| EXERCISE DETAILS |
Which lines include the word "could"? Copy each of them.

| SUPPLIED ENTRIES |
——

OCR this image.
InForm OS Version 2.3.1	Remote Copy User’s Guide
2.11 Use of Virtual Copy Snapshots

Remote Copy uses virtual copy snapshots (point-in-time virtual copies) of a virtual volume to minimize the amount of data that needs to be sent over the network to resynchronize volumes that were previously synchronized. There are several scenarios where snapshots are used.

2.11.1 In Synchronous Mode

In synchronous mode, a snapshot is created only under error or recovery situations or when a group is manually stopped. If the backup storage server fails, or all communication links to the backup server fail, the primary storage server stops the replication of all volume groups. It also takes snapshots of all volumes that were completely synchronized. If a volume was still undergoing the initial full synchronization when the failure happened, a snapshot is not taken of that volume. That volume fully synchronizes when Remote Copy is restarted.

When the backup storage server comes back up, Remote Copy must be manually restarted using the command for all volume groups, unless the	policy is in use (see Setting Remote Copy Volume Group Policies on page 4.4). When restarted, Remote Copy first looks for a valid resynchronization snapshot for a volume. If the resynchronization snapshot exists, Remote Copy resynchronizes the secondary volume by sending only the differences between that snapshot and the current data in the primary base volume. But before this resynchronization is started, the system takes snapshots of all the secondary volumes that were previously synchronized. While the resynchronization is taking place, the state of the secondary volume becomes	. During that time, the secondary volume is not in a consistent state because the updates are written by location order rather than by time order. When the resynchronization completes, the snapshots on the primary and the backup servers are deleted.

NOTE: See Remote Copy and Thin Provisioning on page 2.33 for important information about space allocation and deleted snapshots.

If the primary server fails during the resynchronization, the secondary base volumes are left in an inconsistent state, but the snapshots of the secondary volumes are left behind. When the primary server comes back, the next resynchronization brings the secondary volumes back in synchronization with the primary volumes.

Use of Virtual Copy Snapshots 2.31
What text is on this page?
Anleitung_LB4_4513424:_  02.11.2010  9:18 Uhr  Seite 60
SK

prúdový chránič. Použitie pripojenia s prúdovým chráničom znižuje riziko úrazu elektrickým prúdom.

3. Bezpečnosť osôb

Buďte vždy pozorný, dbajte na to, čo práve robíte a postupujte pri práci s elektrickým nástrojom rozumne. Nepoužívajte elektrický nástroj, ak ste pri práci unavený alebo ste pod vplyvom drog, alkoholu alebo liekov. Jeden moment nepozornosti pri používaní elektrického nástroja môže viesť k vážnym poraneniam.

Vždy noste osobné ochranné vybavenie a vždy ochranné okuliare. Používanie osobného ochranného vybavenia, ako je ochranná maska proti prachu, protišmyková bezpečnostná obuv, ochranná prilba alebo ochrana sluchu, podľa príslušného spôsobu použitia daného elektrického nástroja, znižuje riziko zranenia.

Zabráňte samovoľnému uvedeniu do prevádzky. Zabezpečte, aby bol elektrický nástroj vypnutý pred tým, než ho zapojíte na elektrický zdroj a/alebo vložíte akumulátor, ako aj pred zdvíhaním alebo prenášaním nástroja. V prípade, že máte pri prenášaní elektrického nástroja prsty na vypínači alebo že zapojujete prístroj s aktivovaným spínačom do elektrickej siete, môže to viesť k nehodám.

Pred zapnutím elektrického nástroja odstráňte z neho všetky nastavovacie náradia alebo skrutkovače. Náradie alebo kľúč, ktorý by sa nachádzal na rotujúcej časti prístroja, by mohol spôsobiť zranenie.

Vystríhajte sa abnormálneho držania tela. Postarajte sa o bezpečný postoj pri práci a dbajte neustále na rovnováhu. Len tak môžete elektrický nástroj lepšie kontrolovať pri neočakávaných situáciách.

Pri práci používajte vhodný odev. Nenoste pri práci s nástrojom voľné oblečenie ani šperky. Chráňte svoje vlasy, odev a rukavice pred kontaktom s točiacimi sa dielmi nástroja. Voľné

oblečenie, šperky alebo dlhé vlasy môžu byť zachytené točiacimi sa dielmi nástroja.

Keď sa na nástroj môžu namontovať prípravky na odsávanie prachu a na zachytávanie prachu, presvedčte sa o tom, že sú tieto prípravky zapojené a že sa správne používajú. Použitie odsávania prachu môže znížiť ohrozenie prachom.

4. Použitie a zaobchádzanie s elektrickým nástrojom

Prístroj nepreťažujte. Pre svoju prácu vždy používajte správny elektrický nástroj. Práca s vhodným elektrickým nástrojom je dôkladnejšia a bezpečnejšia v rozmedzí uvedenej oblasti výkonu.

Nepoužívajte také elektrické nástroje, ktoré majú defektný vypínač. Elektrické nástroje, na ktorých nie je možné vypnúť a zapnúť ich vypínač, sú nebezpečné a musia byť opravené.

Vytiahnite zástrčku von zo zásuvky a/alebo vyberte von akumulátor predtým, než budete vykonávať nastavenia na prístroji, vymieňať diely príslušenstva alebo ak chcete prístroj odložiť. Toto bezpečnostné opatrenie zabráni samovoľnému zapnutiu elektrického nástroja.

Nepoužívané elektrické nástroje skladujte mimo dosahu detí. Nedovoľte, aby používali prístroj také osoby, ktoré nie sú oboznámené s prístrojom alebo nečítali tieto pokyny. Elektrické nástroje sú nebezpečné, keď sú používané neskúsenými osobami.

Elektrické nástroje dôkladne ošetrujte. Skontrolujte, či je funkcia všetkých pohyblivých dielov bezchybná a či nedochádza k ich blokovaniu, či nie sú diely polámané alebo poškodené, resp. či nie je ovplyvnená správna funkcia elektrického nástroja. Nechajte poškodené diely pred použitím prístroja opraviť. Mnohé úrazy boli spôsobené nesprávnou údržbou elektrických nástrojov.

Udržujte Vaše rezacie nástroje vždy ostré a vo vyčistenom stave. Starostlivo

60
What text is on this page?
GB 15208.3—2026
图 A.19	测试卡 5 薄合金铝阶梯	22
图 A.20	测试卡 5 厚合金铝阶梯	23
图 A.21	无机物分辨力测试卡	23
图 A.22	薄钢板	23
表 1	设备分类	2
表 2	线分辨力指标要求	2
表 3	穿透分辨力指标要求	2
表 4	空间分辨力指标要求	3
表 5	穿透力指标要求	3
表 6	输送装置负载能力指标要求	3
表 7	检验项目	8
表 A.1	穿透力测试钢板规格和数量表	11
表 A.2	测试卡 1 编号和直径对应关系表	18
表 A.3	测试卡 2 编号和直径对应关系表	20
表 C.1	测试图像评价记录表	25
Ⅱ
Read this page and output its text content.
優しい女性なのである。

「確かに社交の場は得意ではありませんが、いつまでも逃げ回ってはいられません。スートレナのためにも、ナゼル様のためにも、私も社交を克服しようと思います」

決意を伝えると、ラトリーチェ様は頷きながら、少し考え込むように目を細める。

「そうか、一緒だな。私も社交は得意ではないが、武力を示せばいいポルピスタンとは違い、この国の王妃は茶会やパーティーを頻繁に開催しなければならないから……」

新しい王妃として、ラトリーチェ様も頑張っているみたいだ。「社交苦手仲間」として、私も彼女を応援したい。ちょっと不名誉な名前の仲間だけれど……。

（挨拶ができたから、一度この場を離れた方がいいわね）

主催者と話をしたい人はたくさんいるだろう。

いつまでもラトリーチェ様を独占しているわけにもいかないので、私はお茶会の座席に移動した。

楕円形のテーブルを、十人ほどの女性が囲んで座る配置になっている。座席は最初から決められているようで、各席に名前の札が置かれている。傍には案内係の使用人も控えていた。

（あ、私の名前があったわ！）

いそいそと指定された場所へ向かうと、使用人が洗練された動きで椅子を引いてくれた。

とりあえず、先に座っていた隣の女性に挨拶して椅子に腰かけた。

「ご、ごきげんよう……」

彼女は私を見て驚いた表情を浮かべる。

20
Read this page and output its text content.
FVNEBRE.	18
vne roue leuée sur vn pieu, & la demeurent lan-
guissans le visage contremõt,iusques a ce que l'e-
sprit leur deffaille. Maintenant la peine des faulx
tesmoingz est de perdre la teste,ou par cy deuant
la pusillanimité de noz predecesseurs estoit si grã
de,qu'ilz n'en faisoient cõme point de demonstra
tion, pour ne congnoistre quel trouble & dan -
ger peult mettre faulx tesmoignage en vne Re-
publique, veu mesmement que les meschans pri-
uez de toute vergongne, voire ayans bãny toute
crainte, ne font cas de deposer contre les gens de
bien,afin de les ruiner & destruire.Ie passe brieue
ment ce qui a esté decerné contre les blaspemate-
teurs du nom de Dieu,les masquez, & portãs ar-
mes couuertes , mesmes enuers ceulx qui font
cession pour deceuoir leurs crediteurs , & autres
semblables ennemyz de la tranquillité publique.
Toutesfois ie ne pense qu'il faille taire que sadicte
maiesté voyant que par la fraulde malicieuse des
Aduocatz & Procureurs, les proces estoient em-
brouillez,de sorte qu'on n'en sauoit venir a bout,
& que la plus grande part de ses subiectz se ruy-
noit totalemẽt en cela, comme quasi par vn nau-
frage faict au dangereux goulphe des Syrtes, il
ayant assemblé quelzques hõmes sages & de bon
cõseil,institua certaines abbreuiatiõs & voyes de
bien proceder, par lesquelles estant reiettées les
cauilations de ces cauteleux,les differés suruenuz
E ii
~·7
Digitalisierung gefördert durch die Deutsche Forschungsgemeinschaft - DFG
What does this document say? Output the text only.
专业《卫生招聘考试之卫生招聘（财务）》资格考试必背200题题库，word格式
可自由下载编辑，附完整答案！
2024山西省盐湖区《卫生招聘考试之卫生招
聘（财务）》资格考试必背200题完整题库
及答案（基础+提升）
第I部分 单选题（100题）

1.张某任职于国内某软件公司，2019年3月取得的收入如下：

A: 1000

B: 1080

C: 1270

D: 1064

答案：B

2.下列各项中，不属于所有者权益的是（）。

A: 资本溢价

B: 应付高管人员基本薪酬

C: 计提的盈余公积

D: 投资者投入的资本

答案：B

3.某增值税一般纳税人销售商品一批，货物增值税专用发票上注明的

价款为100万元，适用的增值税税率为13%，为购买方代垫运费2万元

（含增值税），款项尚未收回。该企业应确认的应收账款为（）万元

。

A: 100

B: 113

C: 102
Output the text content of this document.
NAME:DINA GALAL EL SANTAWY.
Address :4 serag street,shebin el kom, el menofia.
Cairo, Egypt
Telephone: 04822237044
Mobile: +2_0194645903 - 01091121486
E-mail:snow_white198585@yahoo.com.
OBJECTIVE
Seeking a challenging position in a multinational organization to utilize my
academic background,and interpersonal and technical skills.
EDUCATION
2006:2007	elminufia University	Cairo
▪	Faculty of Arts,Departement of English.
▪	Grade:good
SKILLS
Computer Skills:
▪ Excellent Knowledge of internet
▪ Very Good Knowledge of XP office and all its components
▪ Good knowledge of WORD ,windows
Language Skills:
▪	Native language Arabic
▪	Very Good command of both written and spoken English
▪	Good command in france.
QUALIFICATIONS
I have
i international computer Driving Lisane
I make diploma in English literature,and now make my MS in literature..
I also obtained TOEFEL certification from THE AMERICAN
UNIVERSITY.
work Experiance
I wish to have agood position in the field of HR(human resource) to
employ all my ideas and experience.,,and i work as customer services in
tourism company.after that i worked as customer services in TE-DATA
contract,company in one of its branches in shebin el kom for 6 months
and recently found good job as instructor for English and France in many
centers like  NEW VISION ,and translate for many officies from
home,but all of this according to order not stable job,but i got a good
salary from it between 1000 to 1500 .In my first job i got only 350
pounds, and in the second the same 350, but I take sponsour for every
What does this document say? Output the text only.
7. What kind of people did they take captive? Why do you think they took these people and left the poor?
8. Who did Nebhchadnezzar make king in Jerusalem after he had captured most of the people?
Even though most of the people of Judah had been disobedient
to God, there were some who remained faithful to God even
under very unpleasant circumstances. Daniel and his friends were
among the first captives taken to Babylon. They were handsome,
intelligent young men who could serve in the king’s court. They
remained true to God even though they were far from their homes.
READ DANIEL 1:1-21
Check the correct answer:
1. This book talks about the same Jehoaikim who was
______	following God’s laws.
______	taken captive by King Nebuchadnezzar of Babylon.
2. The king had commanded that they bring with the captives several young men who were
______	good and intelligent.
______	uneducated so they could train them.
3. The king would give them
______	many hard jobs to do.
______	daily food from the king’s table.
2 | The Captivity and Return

——

| TASK SOLUTION |
intelligent young men who could serve in the king’s court. They
______	uneducated so they could train them.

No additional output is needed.